EXERCISE INSTRUCTIONS
Which lines hold the word "What"? Copy each one.

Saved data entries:
◆ ◆ ◆ ◆

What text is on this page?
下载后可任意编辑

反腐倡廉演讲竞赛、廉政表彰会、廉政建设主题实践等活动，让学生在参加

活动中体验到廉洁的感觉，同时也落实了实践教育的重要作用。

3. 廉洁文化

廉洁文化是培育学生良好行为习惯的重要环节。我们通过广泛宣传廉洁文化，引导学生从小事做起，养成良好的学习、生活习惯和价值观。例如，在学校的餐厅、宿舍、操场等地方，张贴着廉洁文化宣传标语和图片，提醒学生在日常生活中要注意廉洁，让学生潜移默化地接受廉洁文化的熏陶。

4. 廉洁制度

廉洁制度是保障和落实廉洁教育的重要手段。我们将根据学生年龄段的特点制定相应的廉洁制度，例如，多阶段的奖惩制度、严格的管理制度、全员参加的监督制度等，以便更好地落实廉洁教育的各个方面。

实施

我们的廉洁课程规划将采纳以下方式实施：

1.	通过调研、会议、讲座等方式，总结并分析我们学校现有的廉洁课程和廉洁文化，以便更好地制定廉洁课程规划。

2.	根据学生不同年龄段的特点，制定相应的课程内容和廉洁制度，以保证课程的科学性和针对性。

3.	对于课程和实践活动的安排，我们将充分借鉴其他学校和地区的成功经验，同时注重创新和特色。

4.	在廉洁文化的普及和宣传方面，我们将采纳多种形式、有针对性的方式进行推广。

◆ ◆ ◆ ◆

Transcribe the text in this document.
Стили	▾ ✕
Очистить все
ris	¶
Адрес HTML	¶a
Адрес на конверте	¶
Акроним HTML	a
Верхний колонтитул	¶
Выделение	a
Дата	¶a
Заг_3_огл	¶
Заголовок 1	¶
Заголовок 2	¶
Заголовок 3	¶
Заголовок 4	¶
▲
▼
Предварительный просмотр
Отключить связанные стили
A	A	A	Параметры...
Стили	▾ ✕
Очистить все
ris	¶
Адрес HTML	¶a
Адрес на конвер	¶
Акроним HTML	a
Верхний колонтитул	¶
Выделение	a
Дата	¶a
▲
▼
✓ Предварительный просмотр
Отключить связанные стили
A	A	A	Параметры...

◆ ◆ ◆ ◆

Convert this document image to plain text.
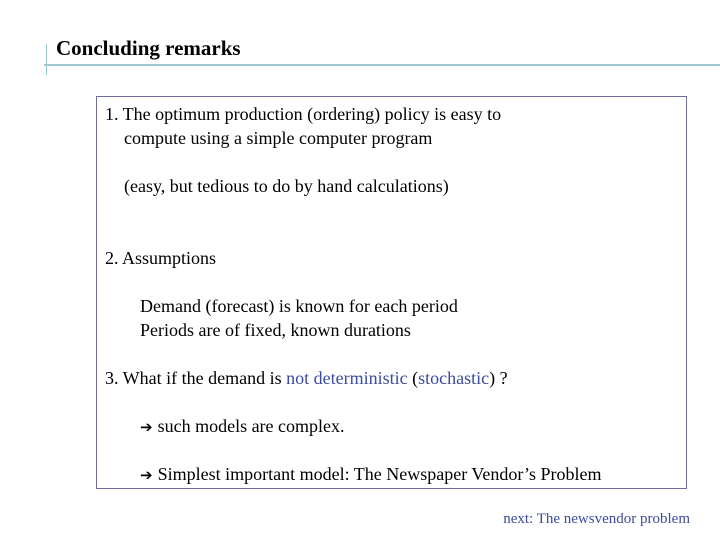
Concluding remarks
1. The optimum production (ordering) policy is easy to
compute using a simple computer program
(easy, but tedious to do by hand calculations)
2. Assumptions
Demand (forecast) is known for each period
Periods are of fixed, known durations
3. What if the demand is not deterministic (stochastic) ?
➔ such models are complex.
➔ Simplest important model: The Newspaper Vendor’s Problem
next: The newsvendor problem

◆ ◆ ◆ ◆

ANSWER TO THIS PROBLEM
What text is on this page?
3. What if the demand is not deterministic (stochastic) ?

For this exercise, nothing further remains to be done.